## TASK STATEMENT
Return all lines in the material below that contain "Salud".

## GIVEN DATA
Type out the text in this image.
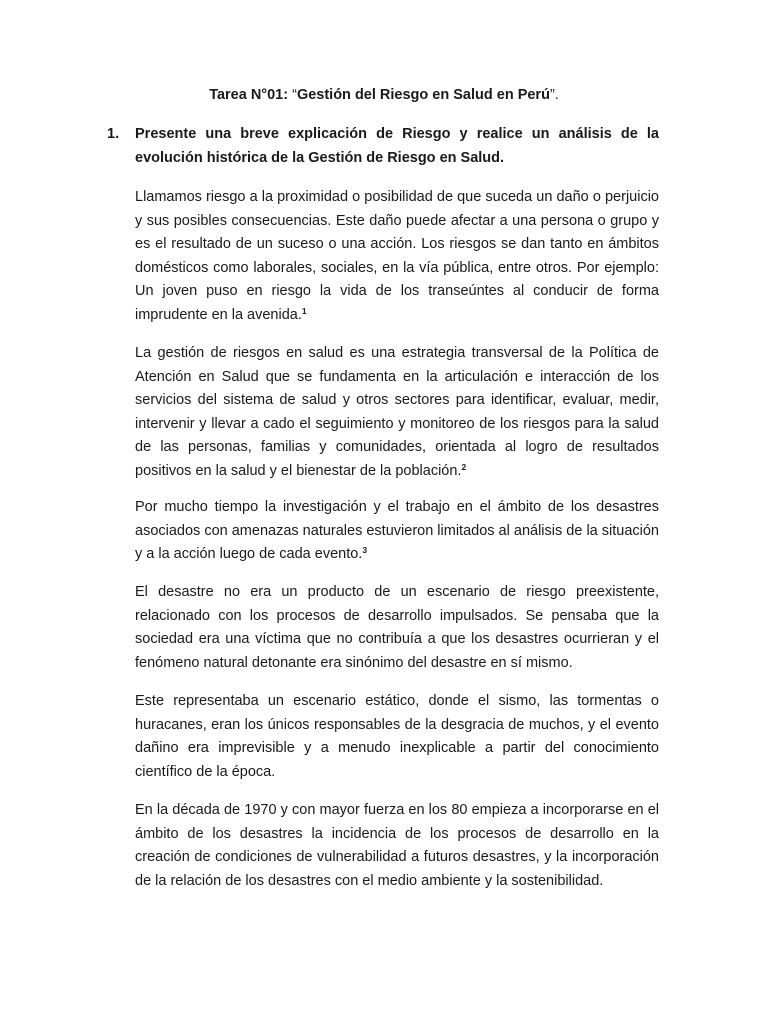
Tarea N°01: “Gestión del Riesgo en Salud en Perú”.
1. Presente una breve explicación de Riesgo y realice un análisis de la evolución histórica de la Gestión de Riesgo en Salud.

Llamamos riesgo a la proximidad o posibilidad de que suceda un daño o perjuicio y sus posibles consecuencias. Este daño puede afectar a una persona o grupo y es el resultado de un suceso o una acción. Los riesgos se dan tanto en ámbitos domésticos como laborales, sociales, en la vía pública, entre otros. Por ejemplo: Un joven puso en riesgo la vida de los transeúntes al conducir de forma imprudente en la avenida.$^1$

La gestión de riesgos en salud es una estrategia transversal de la Política de Atención en Salud que se fundamenta en la articulación e interacción de los servicios del sistema de salud y otros sectores para identificar, evaluar, medir, intervenir y llevar a cado el seguimiento y monitoreo de los riesgos para la salud de las personas, familias y comunidades, orientada al logro de resultados positivos en la salud y el bienestar de la población.$^2$

Por mucho tiempo la investigación y el trabajo en el ámbito de los desastres asociados con amenazas naturales estuvieron limitados al análisis de la situación y a la acción luego de cada evento.$^3$

El desastre no era un producto de un escenario de riesgo preexistente, relacionado con los procesos de desarrollo impulsados. Se pensaba que la sociedad era una víctima que no contribuía a que los desastres ocurrieran y el fenómeno natural detonante era sinónimo del desastre en sí mismo.

Este representaba un escenario estático, donde el sismo, las tormentas o huracanes, eran los únicos responsables de la desgracia de muchos, y el evento dañino era imprevisible y a menudo inexplicable a partir del conocimiento científico de la época.

En la década de 1970 y con mayor fuerza en los 80 empieza a incorporarse en el ámbito de los desastres la incidencia de los procesos de desarrollo en la creación de condiciones de vulnerabilidad a futuros desastres, y la incorporación de la relación de los desastres con el medio ambiente y la sostenibilidad.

## SOLVED PROBLEM
Tarea N°01: “Gestión del Riesgo en Salud en Perú”.
1. Presente una breve explicación de Riesgo y realice un análisis de la evolución histórica de la Gestión de Riesgo en Salud.
La gestión de riesgos en salud es una estrategia transversal de la Política de Atención en Salud que se fundamenta en la articulación e interacción de los servicios del sistema de salud y otros sectores para identificar, evaluar, medir, intervenir y llevar a cado el seguimiento y monitoreo de los riesgos para la salud de las personas, familias y comunidades, orientada al logro de resultados positivos en la salud y el bienestar de la población.$^2$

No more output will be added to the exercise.